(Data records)
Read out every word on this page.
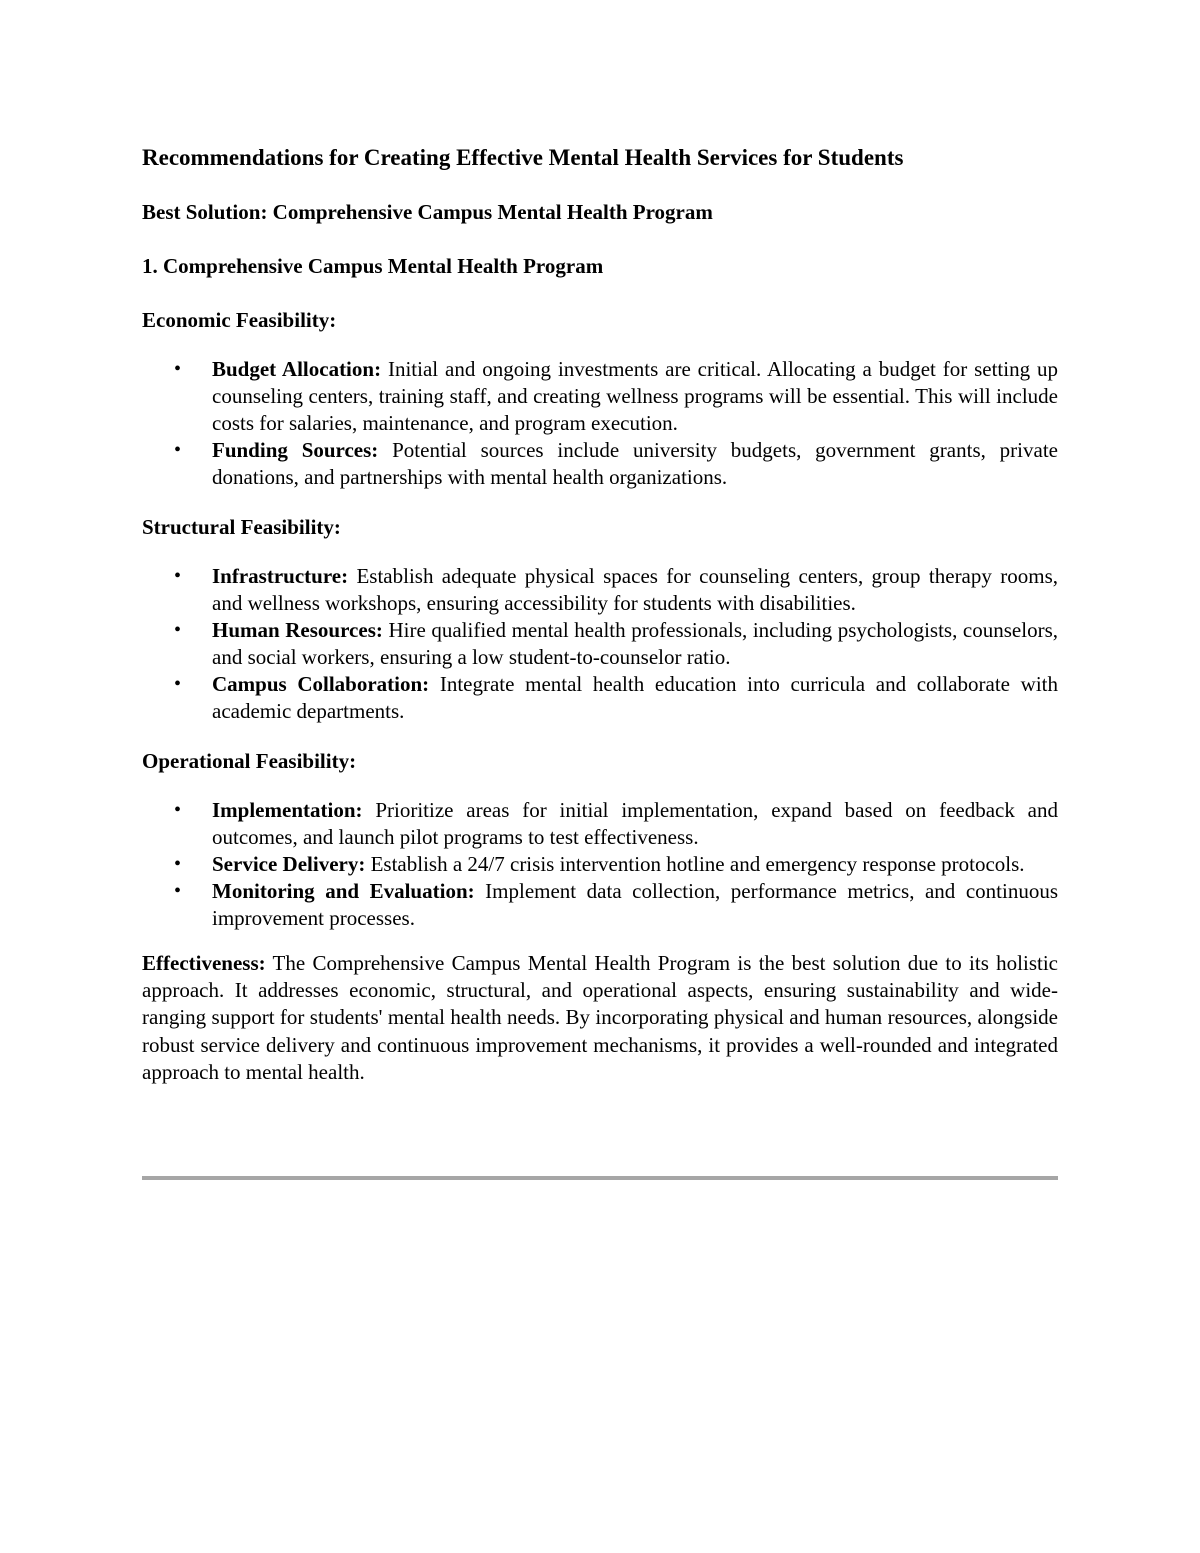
Recommendations for Creating Effective Mental Health Services for Students
Best Solution: Comprehensive Campus Mental Health Program
1. Comprehensive Campus Mental Health Program
Economic Feasibility:
• Budget Allocation: Initial and ongoing investments are critical. Allocating a budget for setting up counseling centers, training staff, and creating wellness programs will be essential. This will include costs for salaries, maintenance, and program execution.
• Funding Sources: Potential sources include university budgets, government grants, private donations, and partnerships with mental health organizations.
Structural Feasibility:
• Infrastructure: Establish adequate physical spaces for counseling centers, group therapy rooms, and wellness workshops, ensuring accessibility for students with disabilities.
• Human Resources: Hire qualified mental health professionals, including psychologists, counselors, and social workers, ensuring a low student-to-counselor ratio.
• Campus Collaboration: Integrate mental health education into curricula and collaborate with academic departments.
Operational Feasibility:
• Implementation: Prioritize areas for initial implementation, expand based on feedback and outcomes, and launch pilot programs to test effectiveness.
• Service Delivery: Establish a 24/7 crisis intervention hotline and emergency response protocols.
• Monitoring and Evaluation: Implement data collection, performance metrics, and continuous improvement processes.

Effectiveness: The Comprehensive Campus Mental Health Program is the best solution due to its holistic approach. It addresses economic, structural, and operational aspects, ensuring sustainability and wide-ranging support for students' mental health needs. By incorporating physical and human resources, alongside robust service delivery and continuous improvement mechanisms, it provides a well-rounded and integrated approach to mental health.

■ **Task requirements**
Of the lines in the material, how many include "improvement"? Respond with the number alone.

■ **Finished task**
2